* START *
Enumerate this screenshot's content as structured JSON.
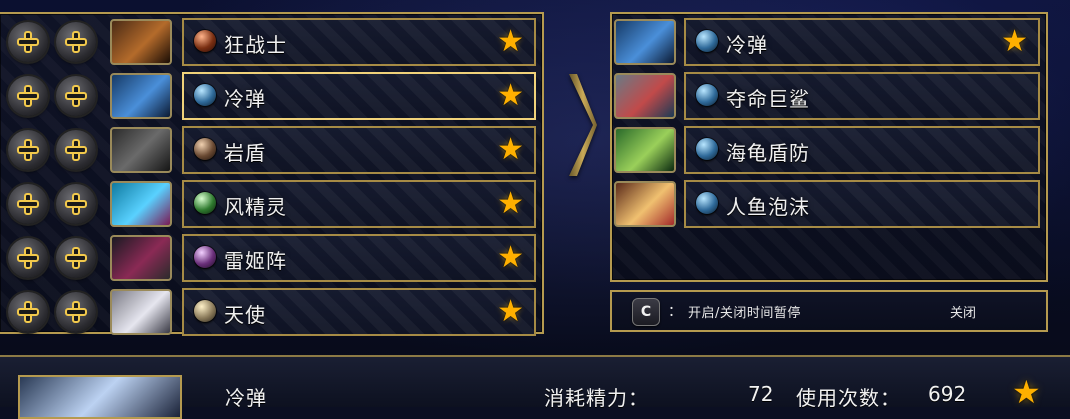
{
  "left_list": {
    "rows": [
      {
        "label": "狂战士",
        "orb": "orb-brown",
        "thumb": "thumb-a"
      },
      {
        "label": "冷弹",
        "orb": "orb-blue",
        "thumb": "thumb-b"
      },
      {
        "label": "岩盾",
        "orb": "orb-earth",
        "thumb": "thumb-c"
      },
      {
        "label": "风精灵",
        "orb": "orb-green",
        "thumb": "thumb-d"
      },
      {
        "label": "雷姬阵",
        "orb": "orb-purple",
        "thumb": "thumb-e"
      },
      {
        "label": "天使",
        "orb": "orb-tan",
        "thumb": "thumb-f"
      }
    ]
  },
  "right_list": {
    "rows": [
      {
        "label": "冷弹",
        "orb": "orb-blue",
        "thumb": "thumb-b",
        "star": true
      },
      {
        "label": "夺命巨鲨",
        "orb": "orb-blue",
        "thumb": "thumb-g",
        "star": false
      },
      {
        "label": "海龟盾防",
        "orb": "orb-blue",
        "thumb": "thumb-h",
        "star": false
      },
      {
        "label": "人鱼泡沫",
        "orb": "orb-blue",
        "thumb": "thumb-i",
        "star": false
      }
    ]
  },
  "hint": {
    "key": "C",
    "colon": "：",
    "text": "开启/关闭时间暂停",
    "state": "关闭"
  },
  "bottom": {
    "name": "冷弹",
    "cost_label": "消耗精力：",
    "cost_value": "72",
    "uses_label": "使用次数：",
    "uses_value": "692"
  },
  "icons": {
    "star": "star-icon",
    "dpad": "dpad-icon",
    "arrow": "chevron-right-icon"
  },
  "colors": {
    "gold_border": "#b59a4f",
    "star": "#ffb000"
  }
}
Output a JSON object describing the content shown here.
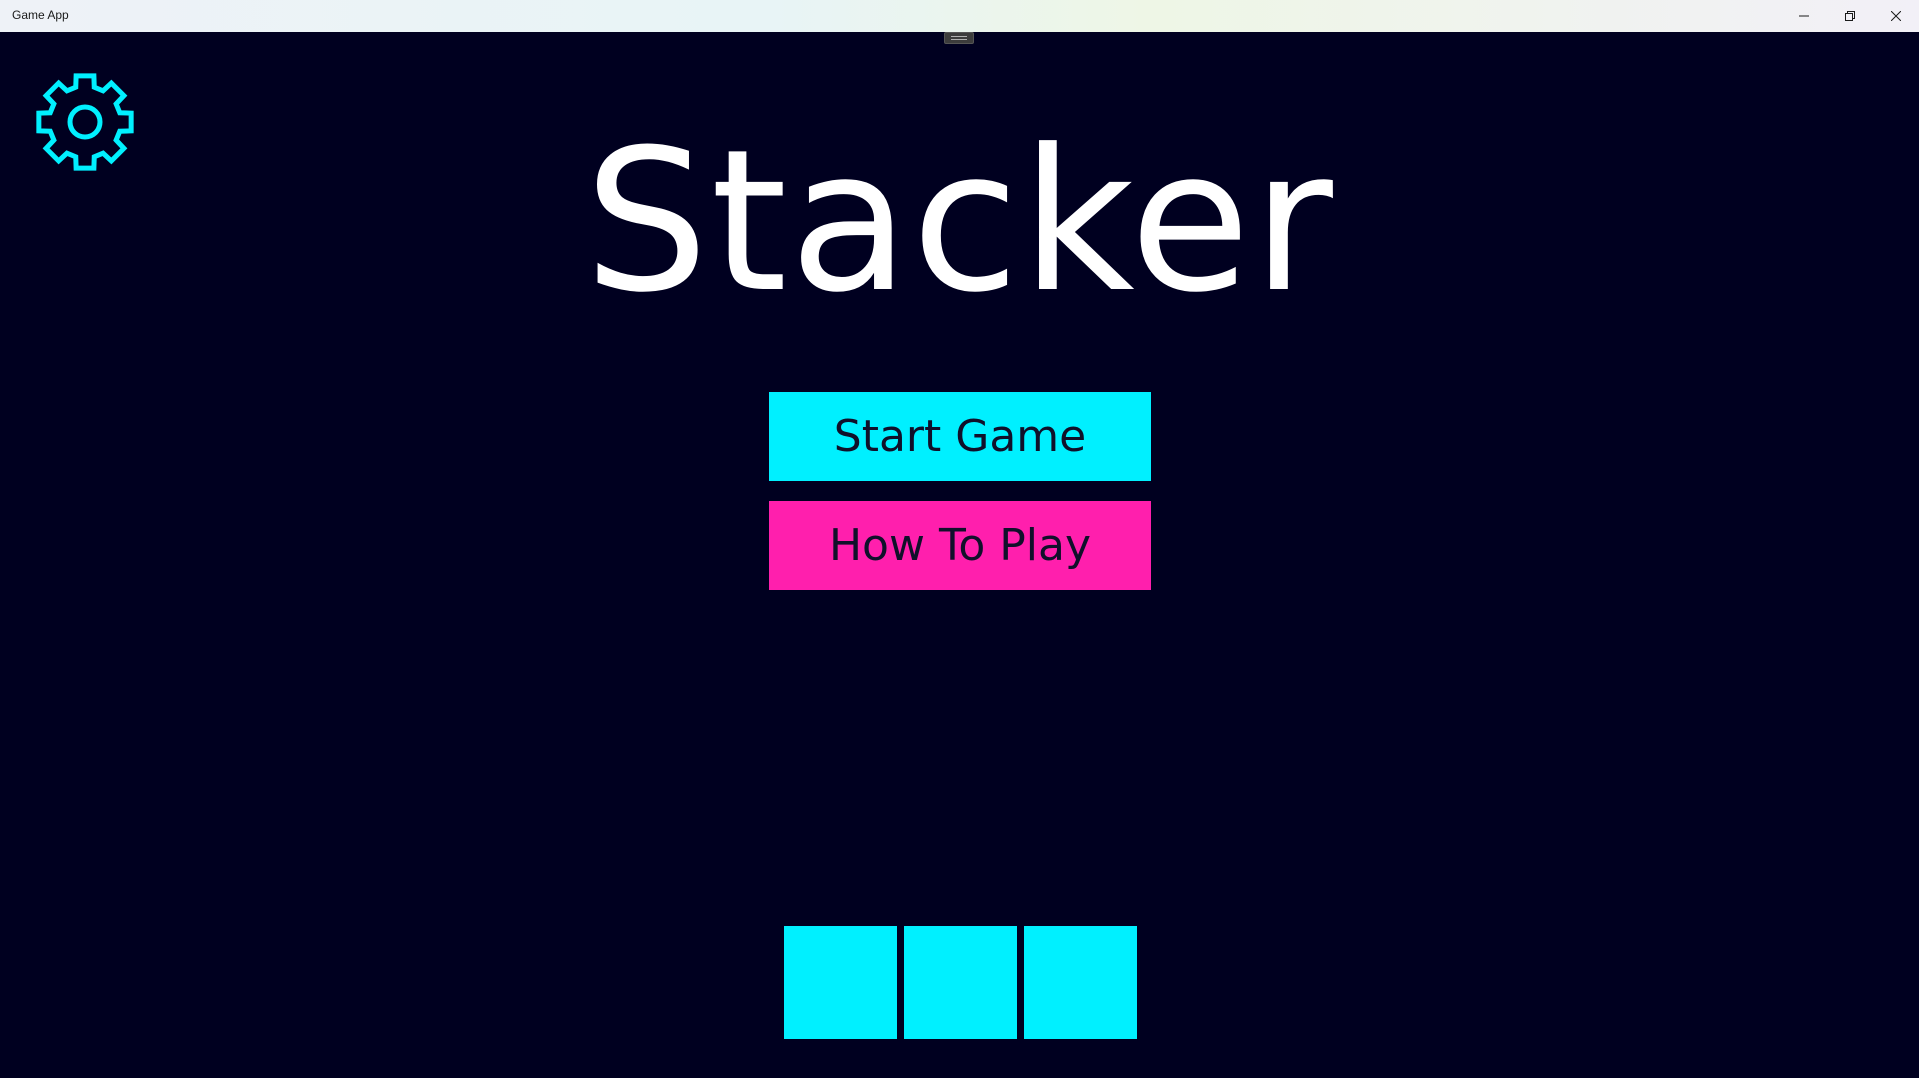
{
  "window": {
    "title": "Game App",
    "controls": {
      "minimize_icon": "minimize-icon",
      "maximize_icon": "restore-icon",
      "close_icon": "close-icon"
    }
  },
  "settings": {
    "icon": "gear-icon",
    "color": "#00f0ff"
  },
  "game": {
    "title": "Stacker"
  },
  "menu": {
    "start_label": "Start Game",
    "howto_label": "How To Play",
    "start_color": "#00f0ff",
    "howto_color": "#ff1fad"
  },
  "stack": {
    "block_count": 3,
    "block_color": "#00f0ff"
  },
  "colors": {
    "background": "#000020",
    "title_text": "#ffffff"
  }
}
* END *
▶ _The exercise_
Count how many lines of the listing above include "thumb" and report that number alone.

▶ _Result below_
10